Task directions →
Return all the data below as it stands, minus the pictures.

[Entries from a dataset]

____________________

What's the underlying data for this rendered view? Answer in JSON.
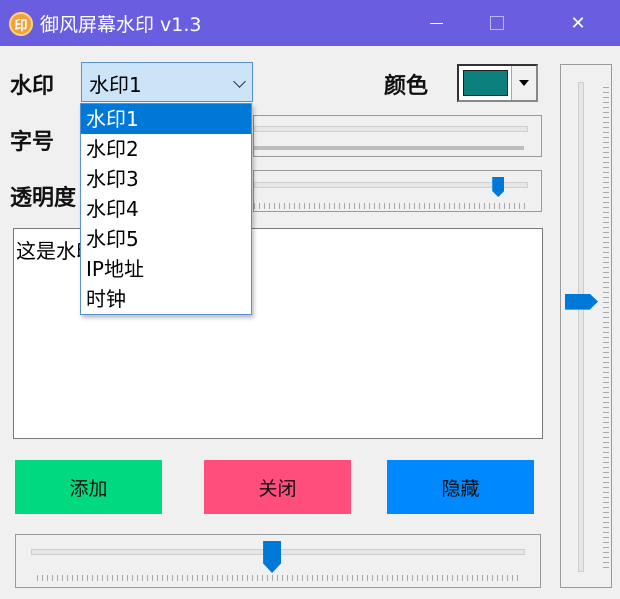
{
  "window": {
    "title": "御风屏幕水印 v1.3",
    "icon_text": "印",
    "minimize": "minimize",
    "maximize": "maximize",
    "close": "✕"
  },
  "form": {
    "watermark_label": "水印",
    "watermark_value": "水印1",
    "color_label": "颜色",
    "color_value": "#0b807c",
    "fontsize_label": "字号",
    "opacity_label": "透明度",
    "text_content": "这是水印1"
  },
  "dropdown": {
    "options": [
      "水印1",
      "水印2",
      "水印3",
      "水印4",
      "水印5",
      "IP地址",
      "时钟"
    ],
    "selected_index": 0
  },
  "sliders": {
    "opacity_level": 0.92,
    "bottom_level": 0.49,
    "right_level": 0.45
  },
  "buttons": {
    "add": "添加",
    "close": "关闭",
    "hide": "隐藏"
  },
  "colors": {
    "title_bar": "#6a5ee0",
    "add_button": "#00d97f",
    "close_button": "#ff4e7c",
    "hide_button": "#0089ff",
    "accent": "#0078d7"
  }
}
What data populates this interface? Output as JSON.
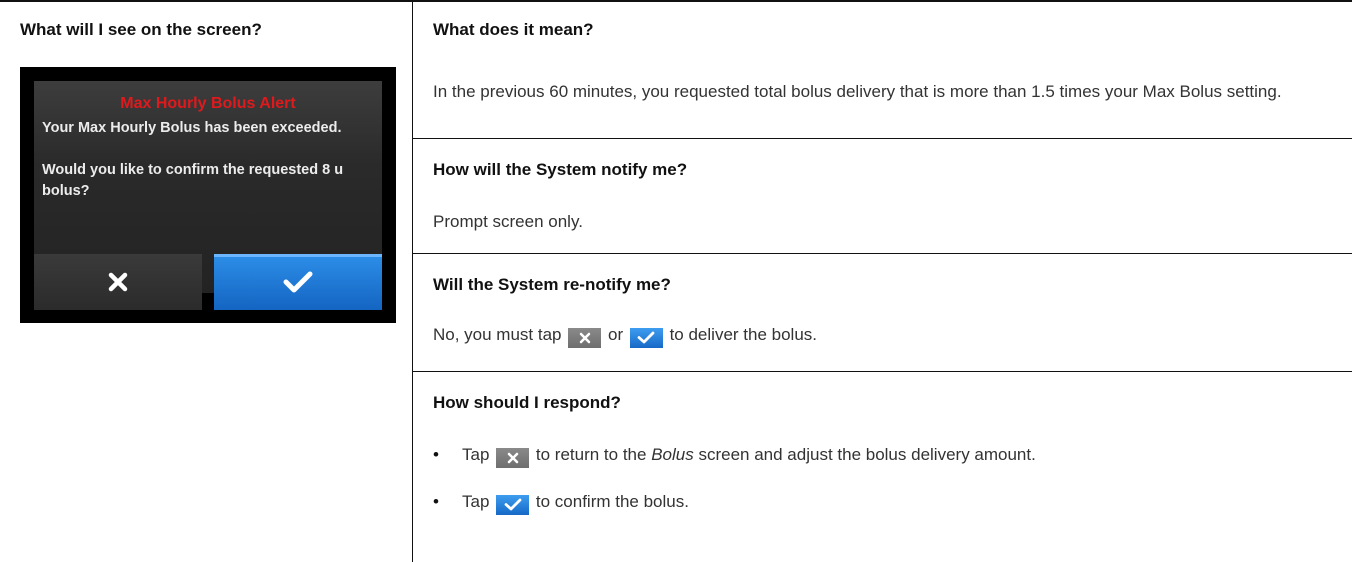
{
  "left": {
    "heading": "What will I see on the screen?",
    "screen": {
      "title": "Max Hourly Bolus Alert",
      "message_1": "Your Max Hourly Bolus has been exceeded.",
      "message_2": "Would you like to confirm the requested 8 u bolus?",
      "cancel_icon": "x-icon",
      "confirm_icon": "check-icon"
    }
  },
  "right": {
    "meaning": {
      "heading": "What does it mean?",
      "text": "In the previous 60 minutes, you requested total bolus delivery that is more than 1.5 times your Max Bolus setting."
    },
    "notify": {
      "heading": "How will the System notify me?",
      "text": "Prompt screen only."
    },
    "renotify": {
      "heading": "Will the System re-notify me?",
      "text_before": "No, you must tap",
      "text_mid": "or",
      "text_after": "to deliver the bolus."
    },
    "respond": {
      "heading": "How should I respond?",
      "bullet_1_before": "Tap",
      "bullet_1_after_a": "to return to the",
      "bullet_1_italic": "Bolus",
      "bullet_1_after_b": "screen and adjust the bolus delivery amount.",
      "bullet_2_before": "Tap",
      "bullet_2_after": "to confirm the bolus."
    }
  },
  "colors": {
    "alert_title": "#e0191c",
    "confirm_blue": "#1e7bd8",
    "screen_bg": "#2a2a2a"
  }
}
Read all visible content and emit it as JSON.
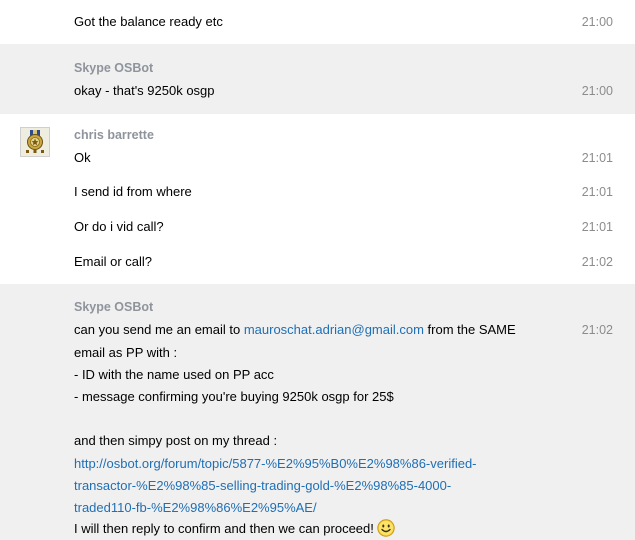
{
  "messages": {
    "m1": {
      "text": "Got the balance ready etc",
      "time": "21:00"
    },
    "group2": {
      "sender": "Skype OSBot",
      "m1": {
        "text": "okay - that's 9250k osgp",
        "time": "21:00"
      }
    },
    "group3": {
      "sender": "chris barrette",
      "avatar_icon": "medal-avatar-icon",
      "m1": {
        "text": "Ok",
        "time": "21:01"
      },
      "m2": {
        "text": "I send id from where",
        "time": "21:01"
      },
      "m3": {
        "text": "Or do i vid call?",
        "time": "21:01"
      },
      "m4": {
        "text": "Email or call?",
        "time": "21:02"
      }
    },
    "group4": {
      "sender": "Skype OSBot",
      "time": "21:02",
      "line1_pre": "can you send me an email to ",
      "line1_link": "mauroschat.adrian@gmail.com",
      "line1_post": " from the SAME",
      "line2": "email as PP with :",
      "line3": "- ID with the name used on PP acc",
      "line4": "- message confirming you're buying 9250k osgp for 25$",
      "line6": "and then simpy post on my thread :",
      "url1": "http://osbot.org/forum/topic/5877-%E2%95%B0%E2%98%86-verified-",
      "url2": "transactor-%E2%98%85-selling-trading-gold-%E2%98%85-4000-",
      "url3": "traded110-fb-%E2%98%86%E2%95%AE/",
      "line_last": "I will then reply to confirm and then we can proceed!",
      "emoji_icon": "smiley-emoji-icon"
    }
  },
  "colors": {
    "shaded_bg": "#f0f0f0",
    "link": "#1f6fb5",
    "sender": "#8f949c",
    "time": "#8c8c8c"
  }
}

____________________

The response →
What's the underlying data for this rendered view? Answer in JSON.
{
  "window": {
    "title": "御风屏幕水印 v1.3",
    "icon_text": "印",
    "minimize": "minimize",
    "maximize": "maximize",
    "close": "✕"
  },
  "form": {
    "watermark_label": "水印",
    "watermark_value": "水印1",
    "color_label": "颜色",
    "color_value": "#0b807c",
    "fontsize_label": "字号",
    "opacity_label": "透明度",
    "text_content": "这是水印1"
  },
  "dropdown": {
    "options": [
      "水印1",
      "水印2",
      "水印3",
      "水印4",
      "水印5",
      "IP地址",
      "时钟"
    ],
    "selected_index": 0
  },
  "sliders": {
    "opacity_level": 0.92,
    "bottom_level": 0.49,
    "right_level": 0.45
  },
  "buttons": {
    "add": "添加",
    "close": "关闭",
    "hide": "隐藏"
  },
  "colors": {
    "title_bar": "#6a5ee0",
    "add_button": "#00d97f",
    "close_button": "#ff4e7c",
    "hide_button": "#0089ff",
    "accent": "#0078d7"
  }
}
What data populates this interface? Output as JSON.
{
  "left": {
    "heading": "What will I see on the screen?",
    "screen": {
      "title": "Max Hourly Bolus Alert",
      "message_1": "Your Max Hourly Bolus has been exceeded.",
      "message_2": "Would you like to confirm the requested 8 u bolus?",
      "cancel_icon": "x-icon",
      "confirm_icon": "check-icon"
    }
  },
  "right": {
    "meaning": {
      "heading": "What does it mean?",
      "text": "In the previous 60 minutes, you requested total bolus delivery that is more than 1.5 times your Max Bolus setting."
    },
    "notify": {
      "heading": "How will the System notify me?",
      "text": "Prompt screen only."
    },
    "renotify": {
      "heading": "Will the System re-notify me?",
      "text_before": "No, you must tap",
      "text_mid": "or",
      "text_after": "to deliver the bolus."
    },
    "respond": {
      "heading": "How should I respond?",
      "bullet_1_before": "Tap",
      "bullet_1_after_a": "to return to the",
      "bullet_1_italic": "Bolus",
      "bullet_1_after_b": "screen and adjust the bolus delivery amount.",
      "bullet_2_before": "Tap",
      "bullet_2_after": "to confirm the bolus."
    }
  },
  "colors": {
    "alert_title": "#e0191c",
    "confirm_blue": "#1e7bd8",
    "screen_bg": "#2a2a2a"
  }
}
Read all visible content and emit it as JSON.
{
  "messages": {
    "m1": {
      "text": "Got the balance ready etc",
      "time": "21:00"
    },
    "group2": {
      "sender": "Skype OSBot",
      "m1": {
        "text": "okay - that's 9250k osgp",
        "time": "21:00"
      }
    },
    "group3": {
      "sender": "chris barrette",
      "avatar_icon": "medal-avatar-icon",
      "m1": {
        "text": "Ok",
        "time": "21:01"
      },
      "m2": {
        "text": "I send id from where",
        "time": "21:01"
      },
      "m3": {
        "text": "Or do i vid call?",
        "time": "21:01"
      },
      "m4": {
        "text": "Email or call?",
        "time": "21:02"
      }
    },
    "group4": {
      "sender": "Skype OSBot",
      "time": "21:02",
      "line1_pre": "can you send me an email to ",
      "line1_link": "mauroschat.adrian@gmail.com",
      "line1_post": " from the SAME",
      "line2": "email as PP with :",
      "line3": "- ID with the name used on PP acc",
      "line4": "- message confirming you're buying 9250k osgp for 25$",
      "line6": "and then simpy post on my thread :",
      "url1": "http://osbot.org/forum/topic/5877-%E2%95%B0%E2%98%86-verified-",
      "url2": "transactor-%E2%98%85-selling-trading-gold-%E2%98%85-4000-",
      "url3": "traded110-fb-%E2%98%86%E2%95%AE/",
      "line_last": "I will then reply to confirm and then we can proceed!",
      "emoji_icon": "smiley-emoji-icon"
    }
  },
  "colors": {
    "shaded_bg": "#f0f0f0",
    "link": "#1f6fb5",
    "sender": "#8f949c",
    "time": "#8c8c8c"
  }
}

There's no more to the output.